→ **PAGE**
:::
# Mounting transducer on Caimen?



## mwolaver (Feb 6, 2014)

No experience with a Caimen....I see no way how that transducer works on the sponson. Is there no room inside? on the real transom? That is where, for example, an old bonefisher with sponsons would go....


----------



## backcast (Apr 9, 2013)

Transom view


----------



## backcast (Apr 9, 2013)




----------



## backcast (Apr 9, 2013)




----------



## GullsGoneWild (Dec 16, 2014)

I've got a shoot thru hull transducer on my Caimen. You may want to look at this option


----------



## Silent Drifter (Apr 29, 2021)

If that was mine id be tempted to put a thru hull in one of the the trim tabs, clean water would be the main concern even with the tab since it should be a touch above the bottom of hull if correctly installed.

Or take a more positive action and do a in-hull mount ,lots of them report good reading at cruising speeds


----------



## Gervais (Nov 28, 2016)

Jack plate mount? Looks like a tight spot to work though.


----------



## Forcefed (Aug 5, 2016)
:::
→ **TASKS TO COMPLETE**
- a) In the Caimen transducer thread, what kind of transducer does GullsGoneWild have on a Caimen?
- b) Set down the passage of the Caimen transducer thread starting at "## Silent Drifter" and ending at "to work though.", word for word.
- c) Extend the Caimen transducer thread from the point where it stops.
The entries come from a source separate from the Caimen transducer thread.
:::
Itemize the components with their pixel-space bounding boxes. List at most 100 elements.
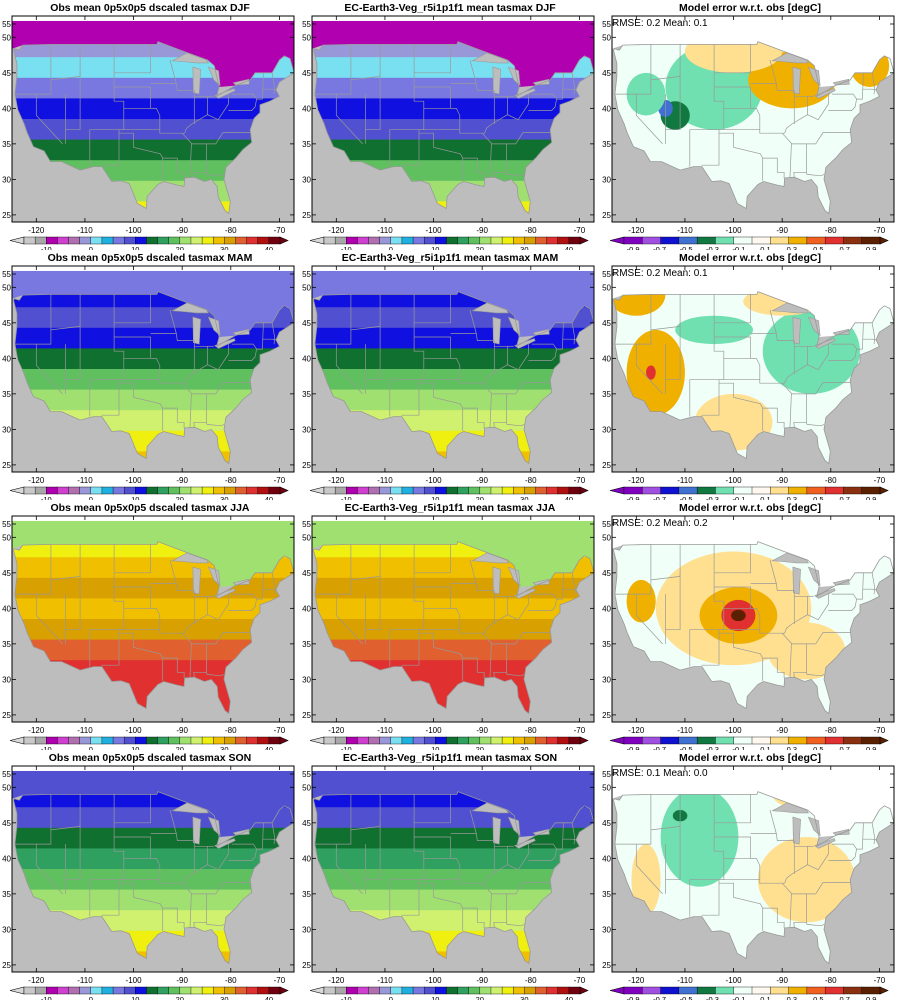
y-tick-label: 40: [2, 354, 11, 363]
colorbar-swatch: [861, 236, 881, 245]
y-tick-label: 50: [602, 33, 611, 42]
state-border: [571, 322, 575, 345]
state-border: [571, 572, 575, 595]
x-tick-label: -100: [426, 726, 443, 735]
colorbar-swatch: [412, 236, 425, 245]
colorbar-label: 20: [176, 745, 184, 750]
state-border: [828, 91, 832, 95]
map-frame: [311, 515, 595, 723]
colorbar-label: 0.1: [760, 245, 770, 250]
state-border: [506, 422, 525, 427]
colorbar: [9, 486, 289, 495]
x-tick-label: -100: [726, 976, 743, 985]
colorbar-swatch: [468, 986, 481, 995]
colorbar-swatch: [379, 486, 392, 495]
state-border: [162, 907, 185, 928]
state-border: [531, 843, 557, 850]
y-tick-label: 45: [302, 819, 311, 828]
y-tick-label: 35: [602, 640, 611, 649]
colorbar-swatch: [390, 236, 403, 245]
colorbar-swatch: [678, 486, 698, 495]
x-tick-label: -80: [825, 226, 837, 235]
colorbar-swatch: [368, 986, 381, 995]
state-border: [14, 44, 52, 95]
state-border: [531, 93, 557, 100]
map-panel-obs-mam: -120 -110 -100 -90 -80 -70 25 30 35 40 45 50 55 -10 0 1…: [0, 250, 300, 500]
panel-title: EC-Earth3-Veg_r5i1p1f1 mean tasmax SON: [342, 752, 558, 764]
state-border: [14, 544, 52, 595]
state-border: [89, 44, 125, 167]
state-border: [571, 822, 575, 845]
state-border: [481, 632, 551, 645]
great-lake: [532, 828, 550, 836]
colorbar-swatch: [224, 236, 236, 245]
colorbar-label: 10: [431, 495, 439, 500]
map-panel-obs-jja: -120 -110 -100 -90 -80 -70 25 30 35 40 45 50 55 -10 0 1…: [0, 500, 300, 750]
colorbar-swatch: [201, 486, 214, 495]
colorbar-swatch: [390, 486, 403, 495]
state-border: [481, 882, 551, 895]
colorbar-swatch: [513, 736, 525, 745]
state-border: [793, 893, 807, 928]
state-border: [484, 844, 529, 884]
state-border: [759, 379, 785, 384]
y-tick-label: 55: [602, 20, 611, 29]
great-lake: [832, 578, 850, 586]
colorbar-swatch: [112, 736, 125, 745]
state-border: [759, 879, 785, 884]
colorbar-max-arrow: [879, 486, 889, 495]
great-lake: [814, 338, 836, 349]
colorbar-label: -0.1: [732, 495, 745, 500]
colorbar-swatch: [824, 736, 844, 745]
great-lake: [214, 88, 236, 99]
state-border: [271, 322, 275, 345]
map-canvas: -120 -110 -100 -90 -80 -70 25 30 35 40 45 50 55 -0.9 -…: [602, 15, 895, 250]
state-border: [831, 593, 857, 600]
colorbar-swatch: [357, 986, 370, 995]
state-border: [335, 594, 363, 645]
state-border: [831, 343, 857, 350]
state-border: [114, 794, 151, 824]
colorbar-label: -0.7: [653, 995, 666, 1000]
y-tick-label: 25: [302, 211, 311, 220]
colorbar-label: 0.5: [813, 745, 823, 750]
colorbar-swatch: [770, 986, 790, 995]
temperature-band: [313, 327, 594, 349]
y-tick-label: 55: [302, 770, 311, 779]
colorbar-swatch: [715, 736, 735, 745]
colorbar-swatch: [546, 486, 559, 495]
colorbar-swatch: [423, 236, 436, 245]
state-border: [714, 544, 751, 574]
y-tick-label: 35: [2, 140, 11, 149]
mexico-region: [312, 411, 448, 472]
colorbar-label: 40: [265, 995, 273, 1000]
colorbar-swatch: [190, 736, 203, 745]
state-border: [159, 879, 185, 884]
x-tick-label: -90: [476, 226, 488, 235]
colorbar-label: 0: [389, 995, 393, 1000]
state-border: [650, 544, 681, 581]
state-border: [806, 672, 825, 677]
state-border: [462, 407, 485, 428]
colorbar-swatch: [146, 486, 159, 495]
colorbar-max-arrow: [879, 236, 889, 245]
state-border: [650, 294, 681, 331]
y-tick-label: 50: [302, 33, 311, 42]
panel-title: Obs mean 0p5x0p5 dscaled tasmax MAM: [47, 252, 253, 264]
y-tick-label: 50: [2, 33, 11, 42]
colorbar-swatch: [246, 236, 259, 245]
colorbar-label: 40: [565, 245, 573, 250]
state-border: [506, 922, 525, 927]
colorbar-swatch: [379, 736, 392, 745]
colorbar-label: -10: [341, 495, 352, 500]
state-border: [871, 322, 875, 345]
state-border: [828, 822, 864, 861]
colorbar-swatch: [546, 736, 559, 745]
temperature-band: [13, 639, 294, 661]
y-tick-label: 25: [302, 461, 311, 470]
y-tick-label: 30: [302, 925, 311, 934]
colorbar-min-arrow: [309, 986, 325, 995]
state-border: [828, 72, 864, 111]
panel-title: Obs mean 0p5x0p5 dscaled tasmax SON: [48, 752, 252, 764]
colorbar-swatch: [568, 736, 581, 745]
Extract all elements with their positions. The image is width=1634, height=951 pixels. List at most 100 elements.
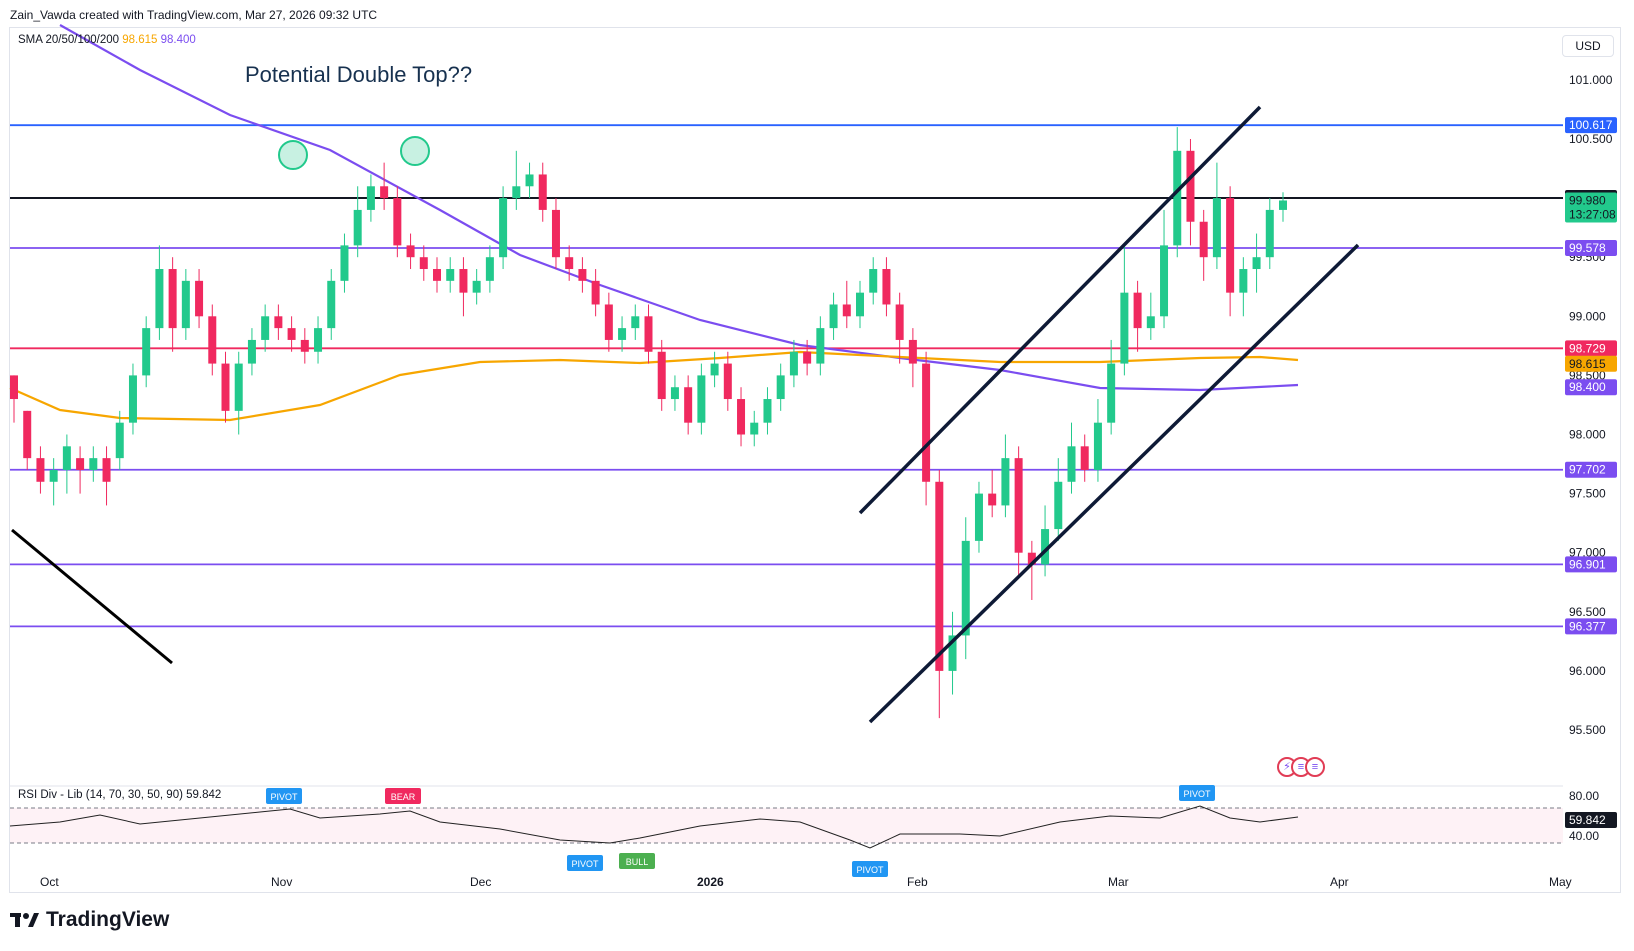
level-tag bbox=[1565, 117, 1617, 134]
x-tick-label: 2026 bbox=[697, 875, 724, 889]
candle-body bbox=[1173, 150, 1182, 246]
candle-body bbox=[723, 363, 732, 400]
candle-body bbox=[1226, 198, 1235, 293]
candle-body bbox=[195, 280, 204, 317]
rsi-signal-badge bbox=[1179, 785, 1215, 801]
us-flag-icon-2[interactable]: ≡ bbox=[1305, 757, 1325, 777]
candle-body bbox=[1239, 269, 1248, 293]
candle-body bbox=[789, 351, 798, 376]
y-tick-label: 96.500 bbox=[1569, 605, 1606, 619]
double-top-marker bbox=[278, 140, 308, 170]
y-tick-label: 99.000 bbox=[1569, 309, 1606, 323]
candle-body bbox=[922, 363, 931, 482]
candle-body bbox=[1265, 209, 1274, 258]
candle-body bbox=[908, 339, 917, 364]
sma-value-orange: 98.615 bbox=[122, 34, 158, 46]
candle-body bbox=[168, 269, 177, 329]
candle-body bbox=[842, 304, 851, 317]
candle-body bbox=[433, 269, 441, 281]
rsi-signal-badge bbox=[567, 855, 603, 871]
last-price-tag bbox=[1565, 192, 1617, 223]
candle-body bbox=[1252, 257, 1261, 270]
candle-body bbox=[631, 316, 640, 329]
candle-body bbox=[327, 280, 336, 329]
candle-body bbox=[869, 269, 878, 293]
rsi-legend-label: RSI Div - Lib (14, 70, 30, 50, 90) bbox=[18, 789, 183, 801]
rsi-legend[interactable]: RSI Div - Lib (14, 70, 30, 50, 90) 59.84… bbox=[18, 789, 221, 801]
x-tick-label: Feb bbox=[907, 875, 928, 889]
candle-body bbox=[618, 328, 627, 340]
last-price-label: 99.980 bbox=[1569, 193, 1606, 207]
candle-body bbox=[948, 635, 957, 671]
rsi-band bbox=[10, 808, 1563, 843]
level-tag bbox=[1565, 340, 1617, 357]
downtrend-line bbox=[11, 528, 173, 665]
currency-button[interactable]: USD bbox=[1562, 35, 1614, 57]
candle-body bbox=[551, 209, 560, 258]
logo-text: TradingView bbox=[46, 908, 170, 931]
candle-body bbox=[393, 198, 402, 246]
candle-body bbox=[353, 209, 362, 246]
candle-body bbox=[446, 269, 455, 281]
candle-body bbox=[935, 481, 944, 671]
rsi-signal-label: PIVOT bbox=[1183, 789, 1211, 799]
candle-body bbox=[1054, 481, 1063, 530]
candle-body bbox=[1001, 458, 1010, 506]
candle-body bbox=[1146, 316, 1155, 329]
rsi-value-label: 59.842 bbox=[1569, 813, 1606, 827]
candle-body bbox=[10, 375, 18, 400]
rsi-signal-label: BULL bbox=[626, 857, 649, 867]
candle-body bbox=[1080, 446, 1089, 470]
candle-body bbox=[181, 280, 190, 329]
candle-body bbox=[1107, 363, 1116, 423]
candle-body bbox=[23, 410, 32, 459]
candle-body bbox=[459, 269, 468, 293]
candle-body bbox=[1093, 422, 1102, 470]
candle-body bbox=[1014, 458, 1023, 553]
candle-body bbox=[670, 387, 679, 400]
candle-body bbox=[710, 363, 719, 376]
level-label: 97.702 bbox=[1569, 463, 1606, 477]
rsi-signal-badge bbox=[385, 788, 421, 804]
chart-credit: Zain_Vawda created with TradingView.com,… bbox=[10, 8, 378, 22]
candle-body bbox=[208, 316, 217, 364]
candle-body bbox=[406, 245, 415, 258]
x-tick-label: Nov bbox=[271, 875, 292, 889]
candle-body bbox=[578, 269, 587, 281]
candle-body bbox=[1027, 552, 1036, 565]
level-tag bbox=[1565, 461, 1617, 478]
candle-body bbox=[961, 540, 970, 636]
y-tick-label: 97.500 bbox=[1569, 487, 1606, 501]
x-tick-label: Mar bbox=[1108, 875, 1129, 889]
candle-body bbox=[485, 257, 494, 281]
candle-body bbox=[1199, 221, 1208, 258]
candle-body bbox=[340, 245, 349, 281]
candle-body bbox=[274, 316, 283, 329]
rsi-tick-label: 40.00 bbox=[1569, 829, 1599, 843]
rsi-signal-badge bbox=[619, 853, 655, 869]
rsi-signal-label: PIVOT bbox=[571, 859, 599, 869]
candle-body bbox=[1186, 150, 1195, 222]
candle-body bbox=[895, 304, 904, 340]
event-icons[interactable]: ⚡ ≡ ≡ bbox=[1277, 757, 1325, 777]
sma-value-purple: 98.400 bbox=[160, 34, 196, 46]
candle-body bbox=[49, 469, 58, 482]
tradingview-logo[interactable]: TradingView bbox=[10, 908, 169, 932]
rsi-signal-badge bbox=[852, 861, 888, 877]
candle-body bbox=[882, 269, 891, 305]
candle-body bbox=[142, 328, 151, 376]
candle-body bbox=[221, 363, 230, 411]
candle-body bbox=[697, 375, 706, 423]
rsi-signal-label: PIVOT bbox=[270, 792, 298, 802]
level-label: 96.377 bbox=[1569, 619, 1606, 633]
level-tag bbox=[1565, 556, 1617, 573]
sma-orange-line bbox=[9, 350, 1299, 422]
sma-legend[interactable]: SMA 20/50/100/200 98.615 98.400 bbox=[18, 34, 196, 46]
rsi-legend-value: 59.842 bbox=[186, 789, 222, 801]
sma-tag bbox=[1565, 379, 1617, 396]
candle-body bbox=[816, 328, 825, 364]
candle-body bbox=[1279, 200, 1287, 210]
candle-body bbox=[1041, 529, 1050, 565]
sma-tag bbox=[1565, 355, 1617, 372]
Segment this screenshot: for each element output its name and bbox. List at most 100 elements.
:::
→ **ANSWERS FOR THE TASKS**
- a) A shoot thru hull transducer.

- b)
## Silent Drifter (Apr 29, 2021)

If that was mine id be tempted to put a thru hull in one of the the trim tabs, clean water would be the main concern even with the tab since it should be a touch above the bottom of hull if correctly installed.

Or take a more positive action and do a in-hull mount ,lots of them report good reading at cruising speeds


----------



## Gervais (Nov 28, 2016)

Jack plate mount? Looks like a tight spot to work though.

- c)
Just mount it as a shoot thru, there are several ways to do that but I had good success on a skiff with a shoot thru setup. Then you also never have to worry about the ducer getting hit or snagging bottom as a poking skiff.


----------



## K3anderson (Jan 23, 2013)

I'm going to agree with what the others here have said. I had one like yours mounts on the inside next to where your tunnel is and it was horrible. Constantly snagging on things or ripped up. I ended up pulling it off and adding the airmar through hull which works much better. Now that I have had it a few years, I should have just never put one on as I rarely ever even look at the depth, etc.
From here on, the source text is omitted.